*WHAT TO DO:* Output the records exactly. Include every line.

^^^^^^^^

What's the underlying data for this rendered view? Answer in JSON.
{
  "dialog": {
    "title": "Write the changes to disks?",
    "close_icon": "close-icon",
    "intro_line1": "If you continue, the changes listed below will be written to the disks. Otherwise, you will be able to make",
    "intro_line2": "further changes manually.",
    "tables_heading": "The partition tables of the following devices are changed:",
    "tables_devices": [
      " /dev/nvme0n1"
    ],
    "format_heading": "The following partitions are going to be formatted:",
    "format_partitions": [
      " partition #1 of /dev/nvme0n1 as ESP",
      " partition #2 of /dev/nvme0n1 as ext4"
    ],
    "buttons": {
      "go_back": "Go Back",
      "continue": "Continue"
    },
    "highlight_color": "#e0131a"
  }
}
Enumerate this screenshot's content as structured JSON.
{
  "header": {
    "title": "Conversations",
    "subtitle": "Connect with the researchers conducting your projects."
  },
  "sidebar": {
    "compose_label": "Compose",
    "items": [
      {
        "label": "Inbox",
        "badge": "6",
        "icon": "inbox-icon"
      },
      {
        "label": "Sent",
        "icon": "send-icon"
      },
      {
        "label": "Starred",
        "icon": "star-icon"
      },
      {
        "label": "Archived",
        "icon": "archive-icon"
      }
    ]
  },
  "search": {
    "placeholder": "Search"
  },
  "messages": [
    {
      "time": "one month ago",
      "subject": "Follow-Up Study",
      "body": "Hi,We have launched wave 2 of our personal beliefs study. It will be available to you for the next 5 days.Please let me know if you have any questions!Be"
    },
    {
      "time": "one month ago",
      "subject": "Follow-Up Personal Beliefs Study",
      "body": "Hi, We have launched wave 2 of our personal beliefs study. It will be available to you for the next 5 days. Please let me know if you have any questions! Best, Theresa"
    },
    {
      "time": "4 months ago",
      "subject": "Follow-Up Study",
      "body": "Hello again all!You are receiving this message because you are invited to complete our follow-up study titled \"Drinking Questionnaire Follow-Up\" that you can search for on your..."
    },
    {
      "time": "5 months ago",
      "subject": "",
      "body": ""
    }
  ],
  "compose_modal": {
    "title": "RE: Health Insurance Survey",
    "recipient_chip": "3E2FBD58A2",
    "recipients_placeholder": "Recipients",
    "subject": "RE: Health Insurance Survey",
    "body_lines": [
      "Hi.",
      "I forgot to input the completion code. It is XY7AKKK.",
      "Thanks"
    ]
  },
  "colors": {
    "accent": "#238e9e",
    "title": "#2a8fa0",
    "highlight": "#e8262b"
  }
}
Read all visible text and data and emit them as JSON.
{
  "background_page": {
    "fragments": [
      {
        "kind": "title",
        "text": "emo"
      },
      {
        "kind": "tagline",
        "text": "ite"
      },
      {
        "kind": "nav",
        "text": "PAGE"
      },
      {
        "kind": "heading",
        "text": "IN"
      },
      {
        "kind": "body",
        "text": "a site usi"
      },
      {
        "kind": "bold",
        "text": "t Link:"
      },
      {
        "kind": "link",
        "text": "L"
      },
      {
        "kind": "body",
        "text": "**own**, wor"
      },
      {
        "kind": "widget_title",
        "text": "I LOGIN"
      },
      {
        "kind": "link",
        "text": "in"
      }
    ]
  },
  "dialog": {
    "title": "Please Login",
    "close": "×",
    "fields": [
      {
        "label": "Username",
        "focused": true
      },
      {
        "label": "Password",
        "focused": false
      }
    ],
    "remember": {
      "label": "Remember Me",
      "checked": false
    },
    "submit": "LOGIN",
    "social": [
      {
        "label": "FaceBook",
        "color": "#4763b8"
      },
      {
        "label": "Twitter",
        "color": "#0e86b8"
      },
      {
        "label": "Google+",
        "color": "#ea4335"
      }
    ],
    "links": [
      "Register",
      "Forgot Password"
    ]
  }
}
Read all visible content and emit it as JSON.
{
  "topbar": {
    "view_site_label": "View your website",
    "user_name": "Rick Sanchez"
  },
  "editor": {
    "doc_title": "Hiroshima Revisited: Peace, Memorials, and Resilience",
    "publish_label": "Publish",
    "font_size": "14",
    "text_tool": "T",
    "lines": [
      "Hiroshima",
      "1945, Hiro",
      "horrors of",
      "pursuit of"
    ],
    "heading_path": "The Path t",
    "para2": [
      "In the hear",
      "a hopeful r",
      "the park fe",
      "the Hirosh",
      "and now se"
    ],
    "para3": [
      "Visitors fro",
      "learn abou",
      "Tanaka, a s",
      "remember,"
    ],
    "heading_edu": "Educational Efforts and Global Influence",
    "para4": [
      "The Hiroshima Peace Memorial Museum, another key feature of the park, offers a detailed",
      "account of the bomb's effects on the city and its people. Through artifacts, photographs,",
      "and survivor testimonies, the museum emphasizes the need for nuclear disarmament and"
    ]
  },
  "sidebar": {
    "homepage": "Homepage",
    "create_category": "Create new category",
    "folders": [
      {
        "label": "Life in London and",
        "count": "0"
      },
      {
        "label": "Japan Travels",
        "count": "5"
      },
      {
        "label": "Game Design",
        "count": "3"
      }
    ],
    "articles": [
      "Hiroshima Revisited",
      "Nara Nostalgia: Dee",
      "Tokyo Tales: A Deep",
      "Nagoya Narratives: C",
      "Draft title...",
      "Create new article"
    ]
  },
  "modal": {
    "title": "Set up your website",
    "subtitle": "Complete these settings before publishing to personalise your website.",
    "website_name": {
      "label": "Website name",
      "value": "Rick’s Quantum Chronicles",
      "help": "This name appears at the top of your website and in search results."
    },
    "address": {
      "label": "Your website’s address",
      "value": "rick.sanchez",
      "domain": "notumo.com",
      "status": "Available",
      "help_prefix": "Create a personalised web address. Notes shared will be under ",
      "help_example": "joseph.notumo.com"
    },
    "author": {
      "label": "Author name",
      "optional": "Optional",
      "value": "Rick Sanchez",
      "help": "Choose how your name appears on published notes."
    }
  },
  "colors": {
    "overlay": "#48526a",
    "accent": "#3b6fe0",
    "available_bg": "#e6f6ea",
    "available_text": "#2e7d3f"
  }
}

^^^^^^^^

*CORRECT OUTPUT:*
What's the underlying data for this rendered view? Answer in JSON.
{
  "dialog": {
    "title": "Write the changes to disks?",
    "close_icon": "close-icon",
    "intro_line1": "If you continue, the changes listed below will be written to the disks. Otherwise, you will be able to make",
    "intro_line2": "further changes manually.",
    "tables_heading": "The partition tables of the following devices are changed:",
    "tables_devices": [
      " /dev/nvme0n1"
    ],
    "format_heading": "The following partitions are going to be formatted:",
    "format_partitions": [
      " partition #1 of /dev/nvme0n1 as ESP",
      " partition #2 of /dev/nvme0n1 as ext4"
    ],
    "buttons": {
      "go_back": "Go Back",
      "continue": "Continue"
    },
    "highlight_color": "#e0131a"
  }
}
Enumerate this screenshot's content as structured JSON.
{
  "header": {
    "title": "Conversations",
    "subtitle": "Connect with the researchers conducting your projects."
  },
  "sidebar": {
    "compose_label": "Compose",
    "items": [
      {
        "label": "Inbox",
        "badge": "6",
        "icon": "inbox-icon"
      },
      {
        "label": "Sent",
        "icon": "send-icon"
      },
      {
        "label": "Starred",
        "icon": "star-icon"
      },
      {
        "label": "Archived",
        "icon": "archive-icon"
      }
    ]
  },
  "search": {
    "placeholder": "Search"
  },
  "messages": [
    {
      "time": "one month ago",
      "subject": "Follow-Up Study",
      "body": "Hi,We have launched wave 2 of our personal beliefs study. It will be available to you for the next 5 days.Please let me know if you have any questions!Be"
    },
    {
      "time": "one month ago",
      "subject": "Follow-Up Personal Beliefs Study",
      "body": "Hi, We have launched wave 2 of our personal beliefs study. It will be available to you for the next 5 days. Please let me know if you have any questions! Best, Theresa"
    },
    {
      "time": "4 months ago",
      "subject": "Follow-Up Study",
      "body": "Hello again all!You are receiving this message because you are invited to complete our follow-up study titled \"Drinking Questionnaire Follow-Up\" that you can search for on your..."
    },
    {
      "time": "5 months ago",
      "subject": "",
      "body": ""
    }
  ],
  "compose_modal": {
    "title": "RE: Health Insurance Survey",
    "recipient_chip": "3E2FBD58A2",
    "recipients_placeholder": "Recipients",
    "subject": "RE: Health Insurance Survey",
    "body_lines": [
      "Hi.",
      "I forgot to input the completion code. It is XY7AKKK.",
      "Thanks"
    ]
  },
  "colors": {
    "accent": "#238e9e",
    "title": "#2a8fa0",
    "highlight": "#e8262b"
  }
}
Read all visible text and data and emit them as JSON.
{
  "background_page": {
    "fragments": [
      {
        "kind": "title",
        "text": "emo"
      },
      {
        "kind": "tagline",
        "text": "ite"
      },
      {
        "kind": "nav",
        "text": "PAGE"
      },
      {
        "kind": "heading",
        "text": "IN"
      },
      {
        "kind": "body",
        "text": "a site usi"
      },
      {
        "kind": "bold",
        "text": "t Link:"
      },
      {
        "kind": "link",
        "text": "L"
      },
      {
        "kind": "body",
        "text": "**own**, wor"
      },
      {
        "kind": "widget_title",
        "text": "I LOGIN"
      },
      {
        "kind": "link",
        "text": "in"
      }
    ]
  },
  "dialog": {
    "title": "Please Login",
    "close": "×",
    "fields": [
      {
        "label": "Username",
        "focused": true
      },
      {
        "label": "Password",
        "focused": false
      }
    ],
    "remember": {
      "label": "Remember Me",
      "checked": false
    },
    "submit": "LOGIN",
    "social": [
      {
        "label": "FaceBook",
        "color": "#4763b8"
      },
      {
        "label": "Twitter",
        "color": "#0e86b8"
      },
      {
        "label": "Google+",
        "color": "#ea4335"
      }
    ],
    "links": [
      "Register",
      "Forgot Password"
    ]
  }
}
Read all visible content and emit it as JSON.
{
  "topbar": {
    "view_site_label": "View your website",
    "user_name": "Rick Sanchez"
  },
  "editor": {
    "doc_title": "Hiroshima Revisited: Peace, Memorials, and Resilience",
    "publish_label": "Publish",
    "font_size": "14",
    "text_tool": "T",
    "lines": [
      "Hiroshima",
      "1945, Hiro",
      "horrors of",
      "pursuit of"
    ],
    "heading_path": "The Path t",
    "para2": [
      "In the hear",
      "a hopeful r",
      "the park fe",
      "the Hirosh",
      "and now se"
    ],
    "para3": [
      "Visitors fro",
      "learn abou",
      "Tanaka, a s",
      "remember,"
    ],
    "heading_edu": "Educational Efforts and Global Influence",
    "para4": [
      "The Hiroshima Peace Memorial Museum, another key feature of the park, offers a detailed",
      "account of the bomb's effects on the city and its people. Through artifacts, photographs,",
      "and survivor testimonies, the museum emphasizes the need for nuclear disarmament and"
    ]
  },
  "sidebar": {
    "homepage": "Homepage",
    "create_category": "Create new category",
    "folders": [
      {
        "label": "Life in London and",
        "count": "0"
      },
      {
        "label": "Japan Travels",
        "count": "5"
      },
      {
        "label": "Game Design",
        "count": "3"
      }
    ],
    "articles": [
      "Hiroshima Revisited",
      "Nara Nostalgia: Dee",
      "Tokyo Tales: A Deep",
      "Nagoya Narratives: C",
      "Draft title...",
      "Create new article"
    ]
  },
  "modal": {
    "title": "Set up your website",
    "subtitle": "Complete these settings before publishing to personalise your website.",
    "website_name": {
      "label": "Website name",
      "value": "Rick’s Quantum Chronicles",
      "help": "This name appears at the top of your website and in search results."
    },
    "address": {
      "label": "Your website’s address",
      "value": "rick.sanchez",
      "domain": "notumo.com",
      "status": "Available",
      "help_prefix": "Create a personalised web address. Notes shared will be under ",
      "help_example": "joseph.notumo.com"
    },
    "author": {
      "label": "Author name",
      "optional": "Optional",
      "value": "Rick Sanchez",
      "help": "Choose how your name appears on published notes."
    }
  },
  "colors": {
    "overlay": "#48526a",
    "accent": "#3b6fe0",
    "available_bg": "#e6f6ea",
    "available_text": "#2e7d3f"
  }
}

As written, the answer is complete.